+++ AVAILABLE RECORDS +++
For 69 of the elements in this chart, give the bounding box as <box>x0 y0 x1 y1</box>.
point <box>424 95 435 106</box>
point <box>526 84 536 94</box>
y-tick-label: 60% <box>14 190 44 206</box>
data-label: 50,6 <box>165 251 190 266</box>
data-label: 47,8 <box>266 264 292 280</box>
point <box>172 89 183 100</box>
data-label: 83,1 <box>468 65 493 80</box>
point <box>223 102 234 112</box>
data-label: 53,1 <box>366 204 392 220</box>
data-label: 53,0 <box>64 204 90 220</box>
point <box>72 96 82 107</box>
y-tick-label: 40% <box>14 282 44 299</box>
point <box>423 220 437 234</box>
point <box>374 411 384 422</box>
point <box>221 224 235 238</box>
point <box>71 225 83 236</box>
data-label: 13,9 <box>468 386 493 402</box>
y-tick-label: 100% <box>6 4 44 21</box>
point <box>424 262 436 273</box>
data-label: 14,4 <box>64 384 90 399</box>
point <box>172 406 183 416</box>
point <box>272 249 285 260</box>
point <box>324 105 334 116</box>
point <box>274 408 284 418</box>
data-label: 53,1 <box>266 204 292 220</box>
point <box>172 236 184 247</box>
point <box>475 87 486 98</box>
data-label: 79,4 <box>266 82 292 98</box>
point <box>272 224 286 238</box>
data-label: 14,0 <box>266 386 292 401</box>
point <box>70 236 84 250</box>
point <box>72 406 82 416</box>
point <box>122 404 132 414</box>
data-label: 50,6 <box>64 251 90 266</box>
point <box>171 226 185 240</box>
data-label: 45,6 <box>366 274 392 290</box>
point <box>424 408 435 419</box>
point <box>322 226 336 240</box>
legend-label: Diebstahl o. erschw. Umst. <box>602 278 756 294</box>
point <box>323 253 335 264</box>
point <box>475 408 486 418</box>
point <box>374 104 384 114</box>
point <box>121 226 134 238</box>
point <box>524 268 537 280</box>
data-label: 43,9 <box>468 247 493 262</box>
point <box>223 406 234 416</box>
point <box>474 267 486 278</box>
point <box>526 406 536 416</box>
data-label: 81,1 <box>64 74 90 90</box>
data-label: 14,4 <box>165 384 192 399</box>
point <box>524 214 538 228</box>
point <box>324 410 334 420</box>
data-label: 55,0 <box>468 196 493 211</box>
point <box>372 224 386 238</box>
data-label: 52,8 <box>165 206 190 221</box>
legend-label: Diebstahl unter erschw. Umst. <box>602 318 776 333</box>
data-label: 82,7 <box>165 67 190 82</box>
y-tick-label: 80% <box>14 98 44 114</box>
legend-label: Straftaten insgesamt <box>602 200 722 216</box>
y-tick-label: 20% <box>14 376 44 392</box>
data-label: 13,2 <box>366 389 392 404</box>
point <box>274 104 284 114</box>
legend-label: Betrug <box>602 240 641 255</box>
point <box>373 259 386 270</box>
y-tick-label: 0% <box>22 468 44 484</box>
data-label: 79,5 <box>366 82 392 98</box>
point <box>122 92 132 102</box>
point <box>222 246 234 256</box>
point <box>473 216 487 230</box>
+++
Convert all of the data above into a numbered list, leaving out any blank lines.

*OUTPUT FOR THIS TASK*
1. For 69 of the elements in this chart, give the bounding box as <box>x0 y0 x1 y1</box>.
2. point <box>424 95 435 106</box>
3. point <box>526 84 536 94</box>
4. y-tick-label: 60% <box>14 190 44 206</box>
5. data-label: 50,6 <box>165 251 190 266</box>
6. data-label: 47,8 <box>266 264 292 280</box>
7. point <box>172 89 183 100</box>
8. data-label: 83,1 <box>468 65 493 80</box>
9. point <box>223 102 234 112</box>
10. data-label: 53,1 <box>366 204 392 220</box>
11. data-label: 53,0 <box>64 204 90 220</box>
12. point <box>72 96 82 107</box>
13. y-tick-label: 40% <box>14 282 44 299</box>
14. point <box>423 220 437 234</box>
15. point <box>374 411 384 422</box>
16. point <box>221 224 235 238</box>
17. point <box>71 225 83 236</box>
18. data-label: 13,9 <box>468 386 493 402</box>
19. y-tick-label: 100% <box>6 4 44 21</box>
20. point <box>424 262 436 273</box>
21. data-label: 14,4 <box>64 384 90 399</box>
22. point <box>172 406 183 416</box>
23. point <box>272 249 285 260</box>
24. point <box>324 105 334 116</box>
25. point <box>274 408 284 418</box>
26. data-label: 53,1 <box>266 204 292 220</box>
27. point <box>172 236 184 247</box>
28. point <box>475 87 486 98</box>
29. data-label: 79,4 <box>266 82 292 98</box>
30. point <box>272 224 286 238</box>
31. data-label: 14,0 <box>266 386 292 401</box>
32. point <box>70 236 84 250</box>
33. point <box>72 406 82 416</box>
34. point <box>122 404 132 414</box>
35. data-label: 50,6 <box>64 251 90 266</box>
36. point <box>171 226 185 240</box>
37. data-label: 45,6 <box>366 274 392 290</box>
38. point <box>424 408 435 419</box>
39. point <box>322 226 336 240</box>
40. legend-label: Diebstahl o. erschw. Umst. <box>602 278 756 294</box>
41. point <box>323 253 335 264</box>
42. point <box>475 408 486 418</box>
43. point <box>374 104 384 114</box>
44. point <box>121 226 134 238</box>
45. point <box>524 268 537 280</box>
46. data-label: 43,9 <box>468 247 493 262</box>
47. point <box>223 406 234 416</box>
48. point <box>474 267 486 278</box>
49. point <box>526 406 536 416</box>
50. data-label: 81,1 <box>64 74 90 90</box>
51. data-label: 14,4 <box>165 384 192 399</box>
52. point <box>524 214 538 228</box>
53. point <box>324 410 334 420</box>
54. data-label: 55,0 <box>468 196 493 211</box>
55. point <box>372 224 386 238</box>
56. data-label: 52,8 <box>165 206 190 221</box>
57. legend-label: Diebstahl unter erschw. Umst. <box>602 318 776 333</box>
58. data-label: 82,7 <box>165 67 190 82</box>
59. y-tick-label: 80% <box>14 98 44 114</box>
60. legend-label: Straftaten insgesamt <box>602 200 722 216</box>
61. y-tick-label: 20% <box>14 376 44 392</box>
62. data-label: 13,2 <box>366 389 392 404</box>
63. point <box>274 104 284 114</box>
64. legend-label: Betrug <box>602 240 641 255</box>
65. point <box>373 259 386 270</box>
66. y-tick-label: 0% <box>22 468 44 484</box>
67. data-label: 79,5 <box>366 82 392 98</box>
68. point <box>122 92 132 102</box>
69. point <box>222 246 234 256</box>
70. point <box>473 216 487 230</box>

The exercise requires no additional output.